╭──

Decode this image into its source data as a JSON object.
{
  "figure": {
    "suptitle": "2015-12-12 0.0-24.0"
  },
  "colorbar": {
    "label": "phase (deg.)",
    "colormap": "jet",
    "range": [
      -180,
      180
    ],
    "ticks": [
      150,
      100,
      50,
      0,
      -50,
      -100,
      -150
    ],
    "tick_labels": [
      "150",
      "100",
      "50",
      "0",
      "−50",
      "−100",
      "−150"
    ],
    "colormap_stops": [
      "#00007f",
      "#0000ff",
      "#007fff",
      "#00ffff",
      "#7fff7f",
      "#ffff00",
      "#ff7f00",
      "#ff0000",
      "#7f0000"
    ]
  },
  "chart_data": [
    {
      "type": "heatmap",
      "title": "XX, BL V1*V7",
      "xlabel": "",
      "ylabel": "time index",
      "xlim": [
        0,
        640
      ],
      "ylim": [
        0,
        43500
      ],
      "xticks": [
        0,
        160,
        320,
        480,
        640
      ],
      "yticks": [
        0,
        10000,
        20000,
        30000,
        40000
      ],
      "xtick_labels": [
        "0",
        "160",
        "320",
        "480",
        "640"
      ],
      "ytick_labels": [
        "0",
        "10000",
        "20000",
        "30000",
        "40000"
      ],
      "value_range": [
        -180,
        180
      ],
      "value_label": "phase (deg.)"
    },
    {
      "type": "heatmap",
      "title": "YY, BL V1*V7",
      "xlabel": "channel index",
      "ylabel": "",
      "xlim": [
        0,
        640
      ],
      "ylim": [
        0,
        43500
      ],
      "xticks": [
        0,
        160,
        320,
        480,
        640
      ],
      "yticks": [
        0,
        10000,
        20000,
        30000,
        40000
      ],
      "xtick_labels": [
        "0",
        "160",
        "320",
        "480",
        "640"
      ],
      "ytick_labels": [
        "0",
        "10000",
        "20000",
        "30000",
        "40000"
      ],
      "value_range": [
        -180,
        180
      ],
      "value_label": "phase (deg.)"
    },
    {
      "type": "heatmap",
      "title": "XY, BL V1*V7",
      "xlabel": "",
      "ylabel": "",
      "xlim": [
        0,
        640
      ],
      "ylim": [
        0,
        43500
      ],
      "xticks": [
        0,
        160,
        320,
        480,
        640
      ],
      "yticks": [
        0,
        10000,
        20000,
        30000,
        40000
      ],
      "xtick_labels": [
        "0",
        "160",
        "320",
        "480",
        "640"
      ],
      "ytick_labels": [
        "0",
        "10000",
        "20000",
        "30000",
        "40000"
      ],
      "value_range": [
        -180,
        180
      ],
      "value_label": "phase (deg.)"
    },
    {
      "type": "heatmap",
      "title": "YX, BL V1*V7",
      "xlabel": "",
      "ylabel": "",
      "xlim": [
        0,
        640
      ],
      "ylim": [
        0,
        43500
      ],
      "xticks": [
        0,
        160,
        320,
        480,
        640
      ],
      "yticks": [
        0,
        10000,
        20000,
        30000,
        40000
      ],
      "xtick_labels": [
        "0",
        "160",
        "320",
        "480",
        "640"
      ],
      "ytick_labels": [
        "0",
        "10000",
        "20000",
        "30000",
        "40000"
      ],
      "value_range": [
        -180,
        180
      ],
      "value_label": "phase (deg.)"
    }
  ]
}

╰──

● Requirement: Reproduce every entry shown above, precisely as it stands.

● Output of the exercise:
Decode this image into its source data as a JSON object.
{
  "figure": {
    "suptitle": "2015-12-12 0.0-24.0"
  },
  "colorbar": {
    "label": "phase (deg.)",
    "colormap": "jet",
    "range": [
      -180,
      180
    ],
    "ticks": [
      150,
      100,
      50,
      0,
      -50,
      -100,
      -150
    ],
    "tick_labels": [
      "150",
      "100",
      "50",
      "0",
      "−50",
      "−100",
      "−150"
    ],
    "colormap_stops": [
      "#00007f",
      "#0000ff",
      "#007fff",
      "#00ffff",
      "#7fff7f",
      "#ffff00",
      "#ff7f00",
      "#ff0000",
      "#7f0000"
    ]
  },
  "chart_data": [
    {
      "type": "heatmap",
      "title": "XX, BL V1*V7",
      "xlabel": "",
      "ylabel": "time index",
      "xlim": [
        0,
        640
      ],
      "ylim": [
        0,
        43500
      ],
      "xticks": [
        0,
        160,
        320,
        480,
        640
      ],
      "yticks": [
        0,
        10000,
        20000,
        30000,
        40000
      ],
      "xtick_labels": [
        "0",
        "160",
        "320",
        "480",
        "640"
      ],
      "ytick_labels": [
        "0",
        "10000",
        "20000",
        "30000",
        "40000"
      ],
      "value_range": [
        -180,
        180
      ],
      "value_label": "phase (deg.)"
    },
    {
      "type": "heatmap",
      "title": "YY, BL V1*V7",
      "xlabel": "channel index",
      "ylabel": "",
      "xlim": [
        0,
        640
      ],
      "ylim": [
        0,
        43500
      ],
      "xticks": [
        0,
        160,
        320,
        480,
        640
      ],
      "yticks": [
        0,
        10000,
        20000,
        30000,
        40000
      ],
      "xtick_labels": [
        "0",
        "160",
        "320",
        "480",
        "640"
      ],
      "ytick_labels": [
        "0",
        "10000",
        "20000",
        "30000",
        "40000"
      ],
      "value_range": [
        -180,
        180
      ],
      "value_label": "phase (deg.)"
    },
    {
      "type": "heatmap",
      "title": "XY, BL V1*V7",
      "xlabel": "",
      "ylabel": "",
      "xlim": [
        0,
        640
      ],
      "ylim": [
        0,
        43500
      ],
      "xticks": [
        0,
        160,
        320,
        480,
        640
      ],
      "yticks": [
        0,
        10000,
        20000,
        30000,
        40000
      ],
      "xtick_labels": [
        "0",
        "160",
        "320",
        "480",
        "640"
      ],
      "ytick_labels": [
        "0",
        "10000",
        "20000",
        "30000",
        "40000"
      ],
      "value_range": [
        -180,
        180
      ],
      "value_label": "phase (deg.)"
    },
    {
      "type": "heatmap",
      "title": "YX, BL V1*V7",
      "xlabel": "",
      "ylabel": "",
      "xlim": [
        0,
        640
      ],
      "ylim": [
        0,
        43500
      ],
      "xticks": [
        0,
        160,
        320,
        480,
        640
      ],
      "yticks": [
        0,
        10000,
        20000,
        30000,
        40000
      ],
      "xtick_labels": [
        "0",
        "160",
        "320",
        "480",
        "640"
      ],
      "ytick_labels": [
        "0",
        "10000",
        "20000",
        "30000",
        "40000"
      ],
      "value_range": [
        -180,
        180
      ],
      "value_label": "phase (deg.)"
    }
  ]
}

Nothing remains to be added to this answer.